- Request
Reproduce every line of the following records without changing anything.

= = =

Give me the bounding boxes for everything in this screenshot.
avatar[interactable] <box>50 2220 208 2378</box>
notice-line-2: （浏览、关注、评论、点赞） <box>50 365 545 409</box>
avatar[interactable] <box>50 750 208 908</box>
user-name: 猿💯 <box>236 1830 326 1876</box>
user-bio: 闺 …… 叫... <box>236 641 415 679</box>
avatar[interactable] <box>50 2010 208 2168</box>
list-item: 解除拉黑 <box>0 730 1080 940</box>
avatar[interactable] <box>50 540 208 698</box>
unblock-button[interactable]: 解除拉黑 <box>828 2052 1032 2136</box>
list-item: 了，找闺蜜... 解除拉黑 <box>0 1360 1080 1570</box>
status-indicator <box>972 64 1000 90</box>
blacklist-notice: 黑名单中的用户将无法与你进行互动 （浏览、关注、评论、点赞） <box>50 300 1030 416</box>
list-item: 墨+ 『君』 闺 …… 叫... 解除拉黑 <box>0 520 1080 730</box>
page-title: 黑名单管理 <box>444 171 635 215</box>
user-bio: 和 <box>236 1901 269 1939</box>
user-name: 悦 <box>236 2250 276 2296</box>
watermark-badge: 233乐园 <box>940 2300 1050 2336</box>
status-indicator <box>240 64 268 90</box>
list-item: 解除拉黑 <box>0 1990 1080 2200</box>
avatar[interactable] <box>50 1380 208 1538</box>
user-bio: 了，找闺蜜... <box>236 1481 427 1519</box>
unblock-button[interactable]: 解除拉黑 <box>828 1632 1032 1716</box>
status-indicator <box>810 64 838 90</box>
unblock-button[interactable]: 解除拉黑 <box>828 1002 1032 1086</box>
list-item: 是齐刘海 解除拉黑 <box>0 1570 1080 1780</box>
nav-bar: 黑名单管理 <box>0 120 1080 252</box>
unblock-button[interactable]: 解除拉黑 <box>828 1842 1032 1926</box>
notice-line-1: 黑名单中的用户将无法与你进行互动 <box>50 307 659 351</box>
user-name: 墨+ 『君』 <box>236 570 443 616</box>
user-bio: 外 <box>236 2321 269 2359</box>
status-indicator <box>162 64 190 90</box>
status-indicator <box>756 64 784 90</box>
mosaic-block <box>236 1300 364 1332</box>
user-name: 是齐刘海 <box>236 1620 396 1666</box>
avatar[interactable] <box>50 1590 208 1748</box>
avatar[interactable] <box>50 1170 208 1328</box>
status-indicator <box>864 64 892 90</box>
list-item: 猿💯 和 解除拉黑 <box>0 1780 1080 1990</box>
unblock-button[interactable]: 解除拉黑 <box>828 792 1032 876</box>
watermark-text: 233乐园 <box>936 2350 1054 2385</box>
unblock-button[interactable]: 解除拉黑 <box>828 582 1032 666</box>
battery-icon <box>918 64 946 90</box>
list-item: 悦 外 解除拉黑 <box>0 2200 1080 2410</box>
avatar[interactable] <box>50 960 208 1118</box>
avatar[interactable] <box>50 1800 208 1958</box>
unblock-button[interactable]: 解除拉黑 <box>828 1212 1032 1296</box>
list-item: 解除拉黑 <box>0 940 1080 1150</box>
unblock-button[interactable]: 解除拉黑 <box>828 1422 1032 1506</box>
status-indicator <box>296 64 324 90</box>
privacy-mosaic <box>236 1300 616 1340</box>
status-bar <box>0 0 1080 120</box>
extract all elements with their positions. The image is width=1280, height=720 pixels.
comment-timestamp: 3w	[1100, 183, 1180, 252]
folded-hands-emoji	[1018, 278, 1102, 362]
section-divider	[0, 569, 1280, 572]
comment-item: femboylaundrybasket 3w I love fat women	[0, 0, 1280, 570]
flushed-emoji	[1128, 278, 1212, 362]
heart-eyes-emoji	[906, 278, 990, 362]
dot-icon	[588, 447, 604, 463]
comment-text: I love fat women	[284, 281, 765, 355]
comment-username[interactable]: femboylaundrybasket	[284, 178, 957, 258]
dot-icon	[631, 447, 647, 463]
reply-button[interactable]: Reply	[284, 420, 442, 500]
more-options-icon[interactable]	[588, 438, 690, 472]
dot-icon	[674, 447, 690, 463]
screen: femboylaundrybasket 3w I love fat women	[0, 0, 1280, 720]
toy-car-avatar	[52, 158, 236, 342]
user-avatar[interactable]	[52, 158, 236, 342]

= = =

- Worked solution
Give me the bounding boxes for everything in this screenshot.
avatar[interactable] <box>50 2220 208 2378</box>
notice-line-2: （浏览、关注、评论、点赞） <box>50 365 545 409</box>
avatar[interactable] <box>50 750 208 908</box>
user-name: 猿💯 <box>236 1830 326 1876</box>
user-bio: 闺 …… 叫... <box>236 641 415 679</box>
avatar[interactable] <box>50 2010 208 2168</box>
list-item: 解除拉黑 <box>0 730 1080 940</box>
avatar[interactable] <box>50 540 208 698</box>
unblock-button[interactable]: 解除拉黑 <box>828 2052 1032 2136</box>
list-item: 了，找闺蜜... 解除拉黑 <box>0 1360 1080 1570</box>
status-indicator <box>972 64 1000 90</box>
blacklist-notice: 黑名单中的用户将无法与你进行互动 （浏览、关注、评论、点赞） <box>50 300 1030 416</box>
list-item: 墨+ 『君』 闺 …… 叫... 解除拉黑 <box>0 520 1080 730</box>
page-title: 黑名单管理 <box>444 171 635 215</box>
user-bio: 和 <box>236 1901 269 1939</box>
user-name: 悦 <box>236 2250 276 2296</box>
watermark-badge: 233乐园 <box>940 2300 1050 2336</box>
status-indicator <box>240 64 268 90</box>
list-item: 解除拉黑 <box>0 1990 1080 2200</box>
avatar[interactable] <box>50 1380 208 1538</box>
user-bio: 了，找闺蜜... <box>236 1481 427 1519</box>
unblock-button[interactable]: 解除拉黑 <box>828 1632 1032 1716</box>
status-indicator <box>810 64 838 90</box>
unblock-button[interactable]: 解除拉黑 <box>828 1002 1032 1086</box>
list-item: 是齐刘海 解除拉黑 <box>0 1570 1080 1780</box>
nav-bar: 黑名单管理 <box>0 120 1080 252</box>
unblock-button[interactable]: 解除拉黑 <box>828 1842 1032 1926</box>
notice-line-1: 黑名单中的用户将无法与你进行互动 <box>50 307 659 351</box>
user-name: 墨+ 『君』 <box>236 570 443 616</box>
user-bio: 外 <box>236 2321 269 2359</box>
status-indicator <box>162 64 190 90</box>
status-indicator <box>756 64 784 90</box>
mosaic-block <box>236 1300 364 1332</box>
user-name: 是齐刘海 <box>236 1620 396 1666</box>
avatar[interactable] <box>50 1590 208 1748</box>
avatar[interactable] <box>50 1170 208 1328</box>
status-indicator <box>864 64 892 90</box>
list-item: 猿💯 和 解除拉黑 <box>0 1780 1080 1990</box>
unblock-button[interactable]: 解除拉黑 <box>828 792 1032 876</box>
watermark-text: 233乐园 <box>936 2350 1054 2385</box>
unblock-button[interactable]: 解除拉黑 <box>828 582 1032 666</box>
battery-icon <box>918 64 946 90</box>
list-item: 悦 外 解除拉黑 <box>0 2200 1080 2410</box>
avatar[interactable] <box>50 960 208 1118</box>
avatar[interactable] <box>50 1800 208 1958</box>
unblock-button[interactable]: 解除拉黑 <box>828 1212 1032 1296</box>
list-item: 解除拉黑 <box>0 940 1080 1150</box>
unblock-button[interactable]: 解除拉黑 <box>828 1422 1032 1506</box>
status-indicator <box>296 64 324 90</box>
privacy-mosaic <box>236 1300 616 1340</box>
status-bar <box>0 0 1080 120</box>
extract all elements with their positions. The image is width=1280, height=720 pixels.
comment-timestamp: 3w	[1100, 183, 1180, 252]
folded-hands-emoji	[1018, 278, 1102, 362]
section-divider	[0, 569, 1280, 572]
comment-item: femboylaundrybasket 3w I love fat women	[0, 0, 1280, 570]
flushed-emoji	[1128, 278, 1212, 362]
heart-eyes-emoji	[906, 278, 990, 362]
dot-icon	[588, 447, 604, 463]
comment-text: I love fat women	[284, 281, 765, 355]
comment-username[interactable]: femboylaundrybasket	[284, 178, 957, 258]
dot-icon	[631, 447, 647, 463]
reply-button[interactable]: Reply	[284, 420, 442, 500]
more-options-icon[interactable]	[588, 438, 690, 472]
dot-icon	[674, 447, 690, 463]
screen: femboylaundrybasket 3w I love fat women	[0, 0, 1280, 720]
toy-car-avatar	[52, 158, 236, 342]
user-avatar[interactable]	[52, 158, 236, 342]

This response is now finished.